**Saved data entries**.
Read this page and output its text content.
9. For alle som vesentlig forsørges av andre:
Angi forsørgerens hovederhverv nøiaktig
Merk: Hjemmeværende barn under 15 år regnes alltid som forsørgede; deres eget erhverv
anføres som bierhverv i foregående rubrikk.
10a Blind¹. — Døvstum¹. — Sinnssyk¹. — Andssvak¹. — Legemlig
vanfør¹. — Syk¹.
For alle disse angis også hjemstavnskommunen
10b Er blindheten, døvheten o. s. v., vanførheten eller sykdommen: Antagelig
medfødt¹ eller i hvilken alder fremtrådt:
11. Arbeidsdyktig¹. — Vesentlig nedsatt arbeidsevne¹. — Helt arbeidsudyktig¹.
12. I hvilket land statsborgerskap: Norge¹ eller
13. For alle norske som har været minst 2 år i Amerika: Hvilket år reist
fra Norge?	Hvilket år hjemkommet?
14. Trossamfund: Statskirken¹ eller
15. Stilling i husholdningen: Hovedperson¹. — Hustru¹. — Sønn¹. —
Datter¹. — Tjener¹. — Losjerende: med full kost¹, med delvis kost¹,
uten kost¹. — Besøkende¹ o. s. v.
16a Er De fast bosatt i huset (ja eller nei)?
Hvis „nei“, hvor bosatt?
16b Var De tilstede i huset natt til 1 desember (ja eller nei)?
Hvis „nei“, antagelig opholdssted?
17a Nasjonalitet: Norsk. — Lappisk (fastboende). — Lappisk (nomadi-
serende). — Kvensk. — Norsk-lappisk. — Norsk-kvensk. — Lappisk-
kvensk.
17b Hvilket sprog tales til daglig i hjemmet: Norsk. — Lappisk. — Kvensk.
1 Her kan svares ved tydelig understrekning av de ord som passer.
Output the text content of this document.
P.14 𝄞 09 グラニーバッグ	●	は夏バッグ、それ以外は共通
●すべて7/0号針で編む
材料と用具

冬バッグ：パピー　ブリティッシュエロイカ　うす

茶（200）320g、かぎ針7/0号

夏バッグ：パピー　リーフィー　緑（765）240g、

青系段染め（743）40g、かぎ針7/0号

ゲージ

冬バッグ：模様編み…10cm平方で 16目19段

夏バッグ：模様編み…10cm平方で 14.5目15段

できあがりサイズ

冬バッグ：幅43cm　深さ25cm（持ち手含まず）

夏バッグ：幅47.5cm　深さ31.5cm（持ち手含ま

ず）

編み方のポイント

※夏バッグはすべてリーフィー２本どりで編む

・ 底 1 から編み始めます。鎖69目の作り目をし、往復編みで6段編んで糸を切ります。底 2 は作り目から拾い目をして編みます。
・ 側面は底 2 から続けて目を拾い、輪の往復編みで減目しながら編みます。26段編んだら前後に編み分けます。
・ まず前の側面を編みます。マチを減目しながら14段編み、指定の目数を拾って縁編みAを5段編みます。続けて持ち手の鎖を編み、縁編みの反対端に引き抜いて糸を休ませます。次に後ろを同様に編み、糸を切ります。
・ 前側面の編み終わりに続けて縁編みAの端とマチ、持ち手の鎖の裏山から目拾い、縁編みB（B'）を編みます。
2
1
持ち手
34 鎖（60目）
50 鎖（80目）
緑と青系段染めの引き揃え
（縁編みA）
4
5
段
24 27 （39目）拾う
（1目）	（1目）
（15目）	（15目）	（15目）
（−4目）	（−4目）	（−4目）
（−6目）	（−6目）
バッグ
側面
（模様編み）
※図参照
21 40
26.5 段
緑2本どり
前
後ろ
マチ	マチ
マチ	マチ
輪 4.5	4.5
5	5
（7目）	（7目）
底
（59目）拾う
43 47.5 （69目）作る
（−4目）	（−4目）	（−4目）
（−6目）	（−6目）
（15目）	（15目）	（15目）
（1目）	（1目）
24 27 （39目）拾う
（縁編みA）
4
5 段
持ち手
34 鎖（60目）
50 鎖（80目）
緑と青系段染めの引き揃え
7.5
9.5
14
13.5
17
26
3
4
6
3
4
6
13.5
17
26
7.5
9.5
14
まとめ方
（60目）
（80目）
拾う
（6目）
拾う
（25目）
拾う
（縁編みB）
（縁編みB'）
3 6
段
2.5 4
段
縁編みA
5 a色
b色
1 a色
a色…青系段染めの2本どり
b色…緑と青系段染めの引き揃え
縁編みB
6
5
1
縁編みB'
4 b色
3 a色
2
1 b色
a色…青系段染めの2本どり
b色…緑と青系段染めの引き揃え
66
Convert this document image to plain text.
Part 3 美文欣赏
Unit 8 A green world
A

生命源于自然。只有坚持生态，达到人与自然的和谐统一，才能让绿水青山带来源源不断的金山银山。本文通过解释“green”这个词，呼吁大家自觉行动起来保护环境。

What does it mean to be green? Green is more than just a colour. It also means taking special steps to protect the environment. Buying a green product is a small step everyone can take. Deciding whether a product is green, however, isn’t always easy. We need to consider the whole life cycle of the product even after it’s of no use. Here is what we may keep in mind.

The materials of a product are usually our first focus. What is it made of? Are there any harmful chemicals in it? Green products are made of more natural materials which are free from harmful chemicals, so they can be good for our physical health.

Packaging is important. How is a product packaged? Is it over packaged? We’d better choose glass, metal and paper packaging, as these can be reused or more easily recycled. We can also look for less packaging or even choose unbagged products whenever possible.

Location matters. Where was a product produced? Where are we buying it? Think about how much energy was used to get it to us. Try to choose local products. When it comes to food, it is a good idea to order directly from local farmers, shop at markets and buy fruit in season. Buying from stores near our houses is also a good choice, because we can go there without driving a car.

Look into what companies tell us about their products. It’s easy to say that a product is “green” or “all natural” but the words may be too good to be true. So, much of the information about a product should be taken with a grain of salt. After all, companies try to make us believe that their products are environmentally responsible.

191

**To do**. Pull out all lines containing the word "模様編み" from the entries above.

**Exercise answer**.
冬バッグ：模様編み…10cm平方で 16目19段
夏バッグ：模様編み…10cm平方で 14.5目15段
（模様編み）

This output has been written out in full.